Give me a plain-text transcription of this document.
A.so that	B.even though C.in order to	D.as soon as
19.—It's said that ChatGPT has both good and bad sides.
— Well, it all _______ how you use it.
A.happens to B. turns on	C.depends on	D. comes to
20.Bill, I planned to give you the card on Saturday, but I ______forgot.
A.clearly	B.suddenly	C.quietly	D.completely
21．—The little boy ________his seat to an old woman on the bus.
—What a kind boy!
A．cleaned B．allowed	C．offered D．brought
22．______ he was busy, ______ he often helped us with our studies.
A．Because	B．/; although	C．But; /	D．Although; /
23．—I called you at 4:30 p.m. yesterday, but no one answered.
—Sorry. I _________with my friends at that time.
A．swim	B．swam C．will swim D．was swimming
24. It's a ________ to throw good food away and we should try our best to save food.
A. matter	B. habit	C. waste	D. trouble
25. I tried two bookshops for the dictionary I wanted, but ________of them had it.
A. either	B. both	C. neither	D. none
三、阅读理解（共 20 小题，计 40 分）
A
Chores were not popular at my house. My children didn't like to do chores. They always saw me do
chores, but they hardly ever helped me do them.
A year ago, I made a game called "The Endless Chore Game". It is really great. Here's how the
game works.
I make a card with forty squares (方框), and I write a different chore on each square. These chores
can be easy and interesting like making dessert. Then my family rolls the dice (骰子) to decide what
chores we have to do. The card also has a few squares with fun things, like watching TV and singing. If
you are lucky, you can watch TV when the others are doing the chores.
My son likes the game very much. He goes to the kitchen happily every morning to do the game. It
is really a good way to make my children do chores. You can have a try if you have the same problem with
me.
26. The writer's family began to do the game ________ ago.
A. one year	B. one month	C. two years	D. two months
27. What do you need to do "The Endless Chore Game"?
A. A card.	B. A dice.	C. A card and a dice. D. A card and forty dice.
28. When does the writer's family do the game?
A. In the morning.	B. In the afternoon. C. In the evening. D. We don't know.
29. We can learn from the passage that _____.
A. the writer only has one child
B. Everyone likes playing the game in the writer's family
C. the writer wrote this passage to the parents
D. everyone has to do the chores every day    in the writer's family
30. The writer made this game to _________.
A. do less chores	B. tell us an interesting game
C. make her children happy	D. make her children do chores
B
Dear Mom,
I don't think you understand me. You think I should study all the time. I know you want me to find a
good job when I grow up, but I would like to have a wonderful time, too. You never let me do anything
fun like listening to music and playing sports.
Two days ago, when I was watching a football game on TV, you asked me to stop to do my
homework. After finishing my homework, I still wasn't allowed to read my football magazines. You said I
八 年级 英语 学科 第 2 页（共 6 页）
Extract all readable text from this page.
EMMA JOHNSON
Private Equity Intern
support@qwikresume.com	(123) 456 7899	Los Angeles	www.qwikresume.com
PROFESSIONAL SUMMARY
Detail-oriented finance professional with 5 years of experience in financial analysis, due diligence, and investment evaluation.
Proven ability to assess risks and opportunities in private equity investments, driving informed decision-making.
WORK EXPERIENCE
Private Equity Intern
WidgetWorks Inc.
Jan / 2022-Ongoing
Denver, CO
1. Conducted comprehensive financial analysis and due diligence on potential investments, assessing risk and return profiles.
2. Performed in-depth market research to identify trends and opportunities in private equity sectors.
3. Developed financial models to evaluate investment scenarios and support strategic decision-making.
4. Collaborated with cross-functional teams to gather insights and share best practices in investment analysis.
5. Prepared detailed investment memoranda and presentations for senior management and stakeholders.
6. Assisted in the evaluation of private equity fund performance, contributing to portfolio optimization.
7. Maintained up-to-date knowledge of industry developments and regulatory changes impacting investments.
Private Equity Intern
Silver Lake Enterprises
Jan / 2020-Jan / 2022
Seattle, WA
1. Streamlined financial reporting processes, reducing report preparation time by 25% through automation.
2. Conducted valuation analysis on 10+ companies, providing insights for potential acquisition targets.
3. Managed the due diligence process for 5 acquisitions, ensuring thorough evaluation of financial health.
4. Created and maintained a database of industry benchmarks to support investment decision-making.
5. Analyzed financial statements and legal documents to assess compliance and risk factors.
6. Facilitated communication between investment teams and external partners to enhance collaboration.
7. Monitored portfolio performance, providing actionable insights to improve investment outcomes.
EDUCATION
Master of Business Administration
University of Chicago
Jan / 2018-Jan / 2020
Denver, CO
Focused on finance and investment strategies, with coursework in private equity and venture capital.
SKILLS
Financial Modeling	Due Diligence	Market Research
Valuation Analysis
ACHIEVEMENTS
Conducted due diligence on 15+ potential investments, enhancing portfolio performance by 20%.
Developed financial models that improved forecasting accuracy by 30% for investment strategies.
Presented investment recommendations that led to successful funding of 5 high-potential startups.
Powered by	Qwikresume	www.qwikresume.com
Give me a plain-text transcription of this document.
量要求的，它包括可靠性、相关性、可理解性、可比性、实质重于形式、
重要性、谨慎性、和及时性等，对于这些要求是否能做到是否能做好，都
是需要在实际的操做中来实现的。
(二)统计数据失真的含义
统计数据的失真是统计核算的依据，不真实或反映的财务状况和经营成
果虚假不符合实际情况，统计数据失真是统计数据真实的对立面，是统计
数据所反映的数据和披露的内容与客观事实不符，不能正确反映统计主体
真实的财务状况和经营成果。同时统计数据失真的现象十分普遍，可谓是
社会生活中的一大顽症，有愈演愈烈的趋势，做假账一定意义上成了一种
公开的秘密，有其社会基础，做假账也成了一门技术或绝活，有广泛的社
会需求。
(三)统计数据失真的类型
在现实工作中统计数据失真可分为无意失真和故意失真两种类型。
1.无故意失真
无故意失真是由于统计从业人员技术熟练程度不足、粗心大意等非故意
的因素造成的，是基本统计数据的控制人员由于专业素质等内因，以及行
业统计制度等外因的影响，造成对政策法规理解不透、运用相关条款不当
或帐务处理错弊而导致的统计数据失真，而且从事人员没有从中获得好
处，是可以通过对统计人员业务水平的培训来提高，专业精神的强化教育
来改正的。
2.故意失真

**INSTRUCTIONS TO FOLLOW:**
Identify and extract each line of the listing that contains "years".

**CORRECT RESPONSE:**
A. one year	B. one month	C. two years	D. two months
Detail-oriented finance professional with 5 years of experience in financial analysis, due diligence, and investment evaluation.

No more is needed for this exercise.